[Selected excerpt]
• • • •
# Howdy!



## delp300 (May 31, 2007)

My name is Mike and I live in Alexandria, Virginia, just across the Potomac from DC. I'm originally from Atlanta and I miss the southeast greatly.

I don't have a mantis yet but I plan on getting a Chinese Mantis or another good starter species. I've been hoping to find one in the woods near my house but so far I haven't had any luck. If anyone knows any tips on finding them in the woods let me know. Otherwise I'll probably buy one in the next week or so. Shipping just seems so expensive


----------



## Rick (May 31, 2007)

Welcome. Chinese IMO are not a good starter species. I recommend an African Mantis.


----------



## robo mantis (May 31, 2007)

Welcome  i'm with rick on this one.


----------



## Ian (May 31, 2007)

Hey, welcome to the forum


----------



## delp300 (May 31, 2007)
• • • •
[Records supplied]

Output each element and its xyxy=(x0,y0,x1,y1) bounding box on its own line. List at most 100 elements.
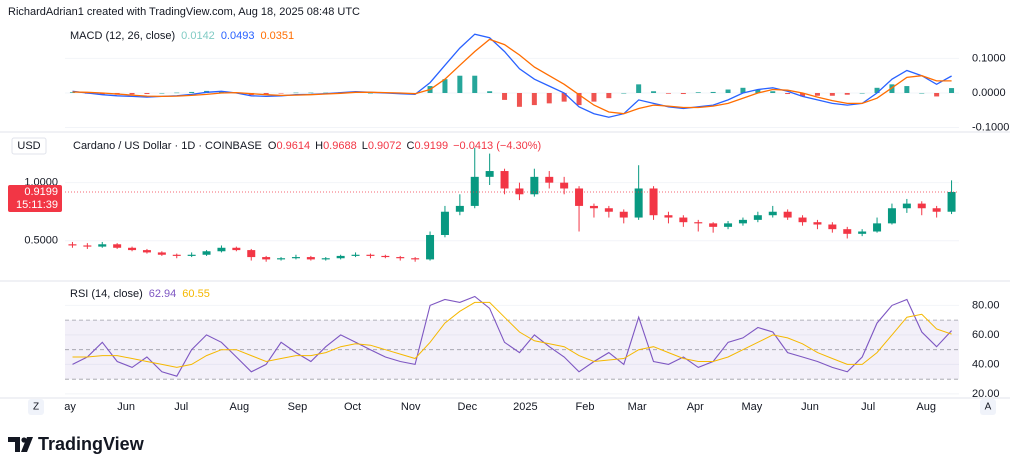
candle-body xyxy=(694,222,703,224)
last-price-label: 0.9199 xyxy=(24,186,58,198)
histogram-bar xyxy=(621,92,627,94)
x-tick-label: Feb xyxy=(576,401,595,413)
legend-value: 60.55 xyxy=(182,288,210,300)
axis-button[interactable] xyxy=(28,399,44,415)
candle-body xyxy=(83,245,92,247)
y-tick-label: 0.1000 xyxy=(972,52,1006,64)
histogram-bar xyxy=(934,92,940,97)
series-line xyxy=(72,33,952,118)
candle-body xyxy=(157,252,166,255)
candle-body xyxy=(634,188,643,218)
candle-body xyxy=(68,244,77,246)
candle-body xyxy=(947,191,956,212)
histogram-bar xyxy=(99,92,105,95)
candle-body xyxy=(843,229,852,234)
candle-body xyxy=(217,247,226,252)
legend-value: 0.0493 xyxy=(221,30,255,42)
currency-label: USD xyxy=(17,140,40,152)
histogram-bar xyxy=(278,92,284,94)
y-tick-label: 0.5000 xyxy=(24,235,58,247)
indicator-title: RSI (14, close) xyxy=(70,288,143,300)
candle-body xyxy=(560,182,569,189)
y-tick-label: 20.00 xyxy=(972,388,1000,400)
y-tick-label: 80.00 xyxy=(972,299,1000,311)
x-tick-label: Apr xyxy=(687,401,704,413)
candle-body xyxy=(515,188,524,195)
quote-value: 0.9614 xyxy=(276,140,310,152)
histogram-bar xyxy=(651,91,657,93)
candle-body xyxy=(738,219,747,224)
quote-label: L xyxy=(362,140,368,152)
histogram-bar xyxy=(665,92,671,94)
candle-body xyxy=(291,257,300,259)
candle-body xyxy=(172,254,181,256)
legend-value: 0.0351 xyxy=(260,30,294,42)
histogram-bar xyxy=(263,92,269,95)
quote-value: 0.9072 xyxy=(368,140,402,152)
histogram-bar xyxy=(367,92,373,94)
quote-change: −0.0413 (−4.30%) xyxy=(453,140,541,152)
histogram-bar xyxy=(800,92,806,97)
axis-button[interactable] xyxy=(980,399,996,415)
pane-legend: RSI (14, close) 62.94 60.55 xyxy=(70,288,210,300)
histogram-bar xyxy=(695,92,701,93)
histogram-bar xyxy=(159,92,165,94)
x-tick-label: May xyxy=(741,401,762,413)
x-tick-label: Aug xyxy=(916,401,936,413)
x-tick-label: Oct xyxy=(344,401,361,413)
histogram-bar xyxy=(755,89,761,93)
histogram-bar xyxy=(189,91,195,93)
candle-body xyxy=(664,215,673,218)
candle-body xyxy=(142,250,151,253)
candle-body xyxy=(873,223,882,232)
histogram-bar xyxy=(904,86,910,93)
candle-body xyxy=(485,171,494,177)
quote-value: 0.9688 xyxy=(323,140,357,152)
pane-legend: MACD (12, 26, close) 0.0142 0.0493 0.0351 xyxy=(70,30,294,42)
candle-body xyxy=(783,211,792,218)
y-tick-label: -0.1000 xyxy=(972,121,1009,133)
histogram-bar xyxy=(949,88,955,93)
pane: 0.1000 0.0000 -0.1000 MACD (12, 26, close) 0… xyxy=(65,30,1009,133)
histogram-bar xyxy=(636,84,642,93)
axis-button-label[interactable]: A xyxy=(985,402,992,413)
last-price-box xyxy=(8,184,62,212)
axis-button-label[interactable]: Z xyxy=(33,402,39,413)
histogram-bar xyxy=(144,92,150,95)
candle-body xyxy=(277,258,286,260)
candle-body xyxy=(500,171,509,189)
histogram-bar xyxy=(502,92,508,100)
candle-body xyxy=(828,224,837,230)
logo-shape xyxy=(8,437,20,452)
candle-body xyxy=(321,258,330,260)
indicator-title: MACD (12, 26, close) xyxy=(70,30,175,42)
candle-body xyxy=(709,223,718,227)
histogram-bar xyxy=(308,92,314,94)
candle-body xyxy=(336,255,345,259)
histogram-bar xyxy=(710,91,716,93)
x-tick-label: Jun xyxy=(117,401,135,413)
candle-body xyxy=(247,250,256,258)
histogram-bar xyxy=(487,91,493,93)
histogram-bar xyxy=(874,87,880,93)
candle-body xyxy=(381,255,390,258)
logo-shape xyxy=(21,437,33,452)
histogram-bar xyxy=(919,92,925,94)
histogram-bar xyxy=(546,92,552,104)
candle-body xyxy=(932,208,941,212)
candle-body xyxy=(589,205,598,209)
quote-value: 0.9199 xyxy=(414,140,448,152)
candle-body xyxy=(202,251,211,255)
histogram-bar xyxy=(606,92,612,99)
histogram-bar xyxy=(829,92,835,96)
pane: 80.00 60.00 40.00 20.00 ay Jun Jul Aug Sep Oct Nov… xyxy=(64,288,999,413)
candle-body xyxy=(768,211,777,216)
candle-body xyxy=(306,257,315,260)
series-line xyxy=(72,295,953,377)
candle-body xyxy=(545,176,554,183)
candle-body xyxy=(262,257,271,260)
pane-legend: Cardano / US Dollar · 1D · COINBASE O0.96… xyxy=(73,140,541,152)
• • • •
[Required actions]
A. In the mantis forum thread, which species does Rick recommend in place of the Chinese Mantis?
B. List every username that appears as a poster in the mantis forum thread.
C. Write the next part of the mantis forum thread, starting with the body of delp300's second post.
The rows have no connection to the mantis forum thread.

[Task-by-task answers]
A. An African Mantis.

B. delp300, Rick, robo mantis, Ian

C.
What makes the African Mantis a better starter species?

I see a Giant African Mantis and normal(?) African Mantis - is there a preferred one for beginners?


----------



## robo mantis (May 31, 2007)

African mantids are hardy, take food like maniacs, and they don't require tropical conditions.


----------



## mrblue (May 31, 2007)

from what ive heard and read, chinese mantids tend to die alot for no evident reason. african mantids do tend to be pretty hardy, stocky and strong.


----------



## OGIGA (May 31, 2007)

Welcome!


----------



## hibiscusmile (Jun 1, 2007)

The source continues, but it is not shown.